- WHAT TO DO: Can you copy out the data exactly? Leave the images out.

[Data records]

**********

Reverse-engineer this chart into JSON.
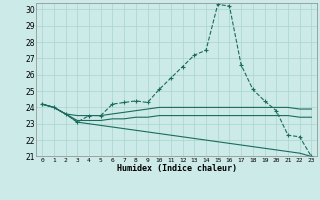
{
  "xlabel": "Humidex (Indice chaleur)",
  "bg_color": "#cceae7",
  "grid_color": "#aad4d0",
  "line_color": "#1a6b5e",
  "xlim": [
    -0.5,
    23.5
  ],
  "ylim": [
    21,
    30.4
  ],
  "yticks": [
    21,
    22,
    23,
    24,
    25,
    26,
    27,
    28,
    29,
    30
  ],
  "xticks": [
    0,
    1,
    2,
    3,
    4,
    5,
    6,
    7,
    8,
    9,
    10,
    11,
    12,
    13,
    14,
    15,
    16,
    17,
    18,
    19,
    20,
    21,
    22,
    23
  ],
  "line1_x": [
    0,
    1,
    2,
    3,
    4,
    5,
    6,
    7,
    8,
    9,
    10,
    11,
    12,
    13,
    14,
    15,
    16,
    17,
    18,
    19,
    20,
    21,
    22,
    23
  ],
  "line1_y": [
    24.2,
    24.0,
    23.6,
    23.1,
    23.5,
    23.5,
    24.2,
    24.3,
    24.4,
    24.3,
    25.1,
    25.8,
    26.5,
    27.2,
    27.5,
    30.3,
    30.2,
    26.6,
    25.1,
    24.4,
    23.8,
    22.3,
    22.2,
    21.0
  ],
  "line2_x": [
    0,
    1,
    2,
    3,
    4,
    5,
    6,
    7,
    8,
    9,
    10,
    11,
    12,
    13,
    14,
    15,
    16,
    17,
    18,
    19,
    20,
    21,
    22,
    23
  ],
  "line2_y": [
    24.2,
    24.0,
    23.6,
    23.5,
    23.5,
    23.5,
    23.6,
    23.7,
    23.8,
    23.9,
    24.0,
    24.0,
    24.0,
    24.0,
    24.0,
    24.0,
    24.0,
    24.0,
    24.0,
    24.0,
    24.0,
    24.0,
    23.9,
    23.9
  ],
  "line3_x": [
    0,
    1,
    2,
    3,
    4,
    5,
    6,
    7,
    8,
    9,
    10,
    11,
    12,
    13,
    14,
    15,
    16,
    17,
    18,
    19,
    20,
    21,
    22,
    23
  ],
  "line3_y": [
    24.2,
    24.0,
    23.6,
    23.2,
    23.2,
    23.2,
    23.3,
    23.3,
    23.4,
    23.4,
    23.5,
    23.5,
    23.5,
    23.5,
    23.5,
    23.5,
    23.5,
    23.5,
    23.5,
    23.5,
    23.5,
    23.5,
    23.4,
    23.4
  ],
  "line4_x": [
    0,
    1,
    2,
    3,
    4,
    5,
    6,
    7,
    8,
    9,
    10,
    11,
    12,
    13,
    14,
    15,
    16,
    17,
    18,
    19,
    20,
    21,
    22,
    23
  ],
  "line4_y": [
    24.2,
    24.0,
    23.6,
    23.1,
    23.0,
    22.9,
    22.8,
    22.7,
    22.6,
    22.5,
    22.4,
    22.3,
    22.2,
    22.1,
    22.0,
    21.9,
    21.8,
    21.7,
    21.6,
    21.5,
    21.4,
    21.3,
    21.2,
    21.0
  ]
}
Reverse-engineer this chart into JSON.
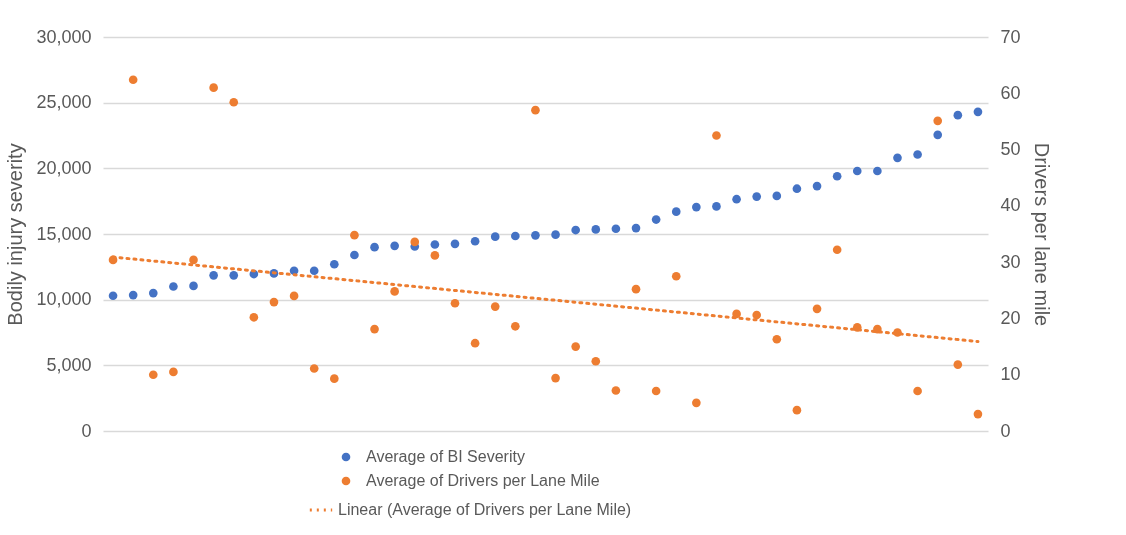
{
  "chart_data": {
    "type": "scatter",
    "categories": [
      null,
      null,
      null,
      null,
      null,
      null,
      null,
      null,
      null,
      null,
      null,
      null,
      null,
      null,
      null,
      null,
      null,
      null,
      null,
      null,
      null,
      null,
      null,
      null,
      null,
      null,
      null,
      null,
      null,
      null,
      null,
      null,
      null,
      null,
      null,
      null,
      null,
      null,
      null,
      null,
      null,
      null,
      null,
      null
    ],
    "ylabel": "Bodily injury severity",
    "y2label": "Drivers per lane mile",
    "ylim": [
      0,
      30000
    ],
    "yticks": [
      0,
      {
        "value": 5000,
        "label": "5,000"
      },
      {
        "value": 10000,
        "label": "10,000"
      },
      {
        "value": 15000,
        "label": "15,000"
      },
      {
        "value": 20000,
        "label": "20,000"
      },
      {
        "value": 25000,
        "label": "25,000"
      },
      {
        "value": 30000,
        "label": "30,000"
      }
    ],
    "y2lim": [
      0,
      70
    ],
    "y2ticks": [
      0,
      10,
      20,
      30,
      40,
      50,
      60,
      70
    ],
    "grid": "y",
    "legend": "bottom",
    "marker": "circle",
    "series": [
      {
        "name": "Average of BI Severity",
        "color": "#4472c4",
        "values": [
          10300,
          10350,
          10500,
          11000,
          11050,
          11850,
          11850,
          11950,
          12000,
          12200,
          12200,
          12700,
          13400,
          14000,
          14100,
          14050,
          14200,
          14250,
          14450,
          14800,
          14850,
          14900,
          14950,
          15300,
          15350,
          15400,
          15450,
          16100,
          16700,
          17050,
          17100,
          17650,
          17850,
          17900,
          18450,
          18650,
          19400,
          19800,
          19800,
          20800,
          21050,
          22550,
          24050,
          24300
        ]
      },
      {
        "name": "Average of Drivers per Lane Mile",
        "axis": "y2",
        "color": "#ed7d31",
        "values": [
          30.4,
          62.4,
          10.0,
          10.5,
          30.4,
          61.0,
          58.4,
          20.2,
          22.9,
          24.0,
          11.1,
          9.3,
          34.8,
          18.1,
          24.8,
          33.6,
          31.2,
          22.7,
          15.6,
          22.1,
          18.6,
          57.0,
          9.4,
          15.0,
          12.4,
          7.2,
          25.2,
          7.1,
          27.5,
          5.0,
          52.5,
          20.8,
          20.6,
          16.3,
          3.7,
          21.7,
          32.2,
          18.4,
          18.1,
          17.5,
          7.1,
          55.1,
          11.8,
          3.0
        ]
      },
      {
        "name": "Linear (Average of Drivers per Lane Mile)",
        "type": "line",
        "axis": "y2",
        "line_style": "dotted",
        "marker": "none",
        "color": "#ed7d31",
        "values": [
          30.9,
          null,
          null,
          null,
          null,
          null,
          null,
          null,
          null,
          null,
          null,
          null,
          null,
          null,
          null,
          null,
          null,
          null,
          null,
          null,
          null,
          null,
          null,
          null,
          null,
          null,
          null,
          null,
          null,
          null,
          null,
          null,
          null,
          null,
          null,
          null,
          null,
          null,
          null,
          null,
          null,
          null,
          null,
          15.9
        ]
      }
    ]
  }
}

**********

- RESULT OF THE TASK:
Reverse-engineer this chart into JSON.
{
  "xlabel": "Humidex (Indice chaleur)",
  "bg_color": "#cceae7",
  "grid_color": "#aad4d0",
  "line_color": "#1a6b5e",
  "xlim": [
    -0.5,
    23.5
  ],
  "ylim": [
    21,
    30.4
  ],
  "yticks": [
    21,
    22,
    23,
    24,
    25,
    26,
    27,
    28,
    29,
    30
  ],
  "xticks": [
    0,
    1,
    2,
    3,
    4,
    5,
    6,
    7,
    8,
    9,
    10,
    11,
    12,
    13,
    14,
    15,
    16,
    17,
    18,
    19,
    20,
    21,
    22,
    23
  ],
  "line1_x": [
    0,
    1,
    2,
    3,
    4,
    5,
    6,
    7,
    8,
    9,
    10,
    11,
    12,
    13,
    14,
    15,
    16,
    17,
    18,
    19,
    20,
    21,
    22,
    23
  ],
  "line1_y": [
    24.2,
    24.0,
    23.6,
    23.1,
    23.5,
    23.5,
    24.2,
    24.3,
    24.4,
    24.3,
    25.1,
    25.8,
    26.5,
    27.2,
    27.5,
    30.3,
    30.2,
    26.6,
    25.1,
    24.4,
    23.8,
    22.3,
    22.2,
    21.0
  ],
  "line2_x": [
    0,
    1,
    2,
    3,
    4,
    5,
    6,
    7,
    8,
    9,
    10,
    11,
    12,
    13,
    14,
    15,
    16,
    17,
    18,
    19,
    20,
    21,
    22,
    23
  ],
  "line2_y": [
    24.2,
    24.0,
    23.6,
    23.5,
    23.5,
    23.5,
    23.6,
    23.7,
    23.8,
    23.9,
    24.0,
    24.0,
    24.0,
    24.0,
    24.0,
    24.0,
    24.0,
    24.0,
    24.0,
    24.0,
    24.0,
    24.0,
    23.9,
    23.9
  ],
  "line3_x": [
    0,
    1,
    2,
    3,
    4,
    5,
    6,
    7,
    8,
    9,
    10,
    11,
    12,
    13,
    14,
    15,
    16,
    17,
    18,
    19,
    20,
    21,
    22,
    23
  ],
  "line3_y": [
    24.2,
    24.0,
    23.6,
    23.2,
    23.2,
    23.2,
    23.3,
    23.3,
    23.4,
    23.4,
    23.5,
    23.5,
    23.5,
    23.5,
    23.5,
    23.5,
    23.5,
    23.5,
    23.5,
    23.5,
    23.5,
    23.5,
    23.4,
    23.4
  ],
  "line4_x": [
    0,
    1,
    2,
    3,
    4,
    5,
    6,
    7,
    8,
    9,
    10,
    11,
    12,
    13,
    14,
    15,
    16,
    17,
    18,
    19,
    20,
    21,
    22,
    23
  ],
  "line4_y": [
    24.2,
    24.0,
    23.6,
    23.1,
    23.0,
    22.9,
    22.8,
    22.7,
    22.6,
    22.5,
    22.4,
    22.3,
    22.2,
    22.1,
    22.0,
    21.9,
    21.8,
    21.7,
    21.6,
    21.5,
    21.4,
    21.3,
    21.2,
    21.0
  ]
}
Reverse-engineer this chart into JSON.
{
  "chart_data": {
    "type": "scatter",
    "categories": [
      null,
      null,
      null,
      null,
      null,
      null,
      null,
      null,
      null,
      null,
      null,
      null,
      null,
      null,
      null,
      null,
      null,
      null,
      null,
      null,
      null,
      null,
      null,
      null,
      null,
      null,
      null,
      null,
      null,
      null,
      null,
      null,
      null,
      null,
      null,
      null,
      null,
      null,
      null,
      null,
      null,
      null,
      null,
      null
    ],
    "ylabel": "Bodily injury severity",
    "y2label": "Drivers per lane mile",
    "ylim": [
      0,
      30000
    ],
    "yticks": [
      0,
      {
        "value": 5000,
        "label": "5,000"
      },
      {
        "value": 10000,
        "label": "10,000"
      },
      {
        "value": 15000,
        "label": "15,000"
      },
      {
        "value": 20000,
        "label": "20,000"
      },
      {
        "value": 25000,
        "label": "25,000"
      },
      {
        "value": 30000,
        "label": "30,000"
      }
    ],
    "y2lim": [
      0,
      70
    ],
    "y2ticks": [
      0,
      10,
      20,
      30,
      40,
      50,
      60,
      70
    ],
    "grid": "y",
    "legend": "bottom",
    "marker": "circle",
    "series": [
      {
        "name": "Average of BI Severity",
        "color": "#4472c4",
        "values": [
          10300,
          10350,
          10500,
          11000,
          11050,
          11850,
          11850,
          11950,
          12000,
          12200,
          12200,
          12700,
          13400,
          14000,
          14100,
          14050,
          14200,
          14250,
          14450,
          14800,
          14850,
          14900,
          14950,
          15300,
          15350,
          15400,
          15450,
          16100,
          16700,
          17050,
          17100,
          17650,
          17850,
          17900,
          18450,
          18650,
          19400,
          19800,
          19800,
          20800,
          21050,
          22550,
          24050,
          24300
        ]
      },
      {
        "name": "Average of Drivers per Lane Mile",
        "axis": "y2",
        "color": "#ed7d31",
        "values": [
          30.4,
          62.4,
          10.0,
          10.5,
          30.4,
          61.0,
          58.4,
          20.2,
          22.9,
          24.0,
          11.1,
          9.3,
          34.8,
          18.1,
          24.8,
          33.6,
          31.2,
          22.7,
          15.6,
          22.1,
          18.6,
          57.0,
          9.4,
          15.0,
          12.4,
          7.2,
          25.2,
          7.1,
          27.5,
          5.0,
          52.5,
          20.8,
          20.6,
          16.3,
          3.7,
          21.7,
          32.2,
          18.4,
          18.1,
          17.5,
          7.1,
          55.1,
          11.8,
          3.0
        ]
      },
      {
        "name": "Linear (Average of Drivers per Lane Mile)",
        "type": "line",
        "axis": "y2",
        "line_style": "dotted",
        "marker": "none",
        "color": "#ed7d31",
        "values": [
          30.9,
          null,
          null,
          null,
          null,
          null,
          null,
          null,
          null,
          null,
          null,
          null,
          null,
          null,
          null,
          null,
          null,
          null,
          null,
          null,
          null,
          null,
          null,
          null,
          null,
          null,
          null,
          null,
          null,
          null,
          null,
          null,
          null,
          null,
          null,
          null,
          null,
          null,
          null,
          null,
          null,
          null,
          null,
          15.9
        ]
      }
    ]
  }
}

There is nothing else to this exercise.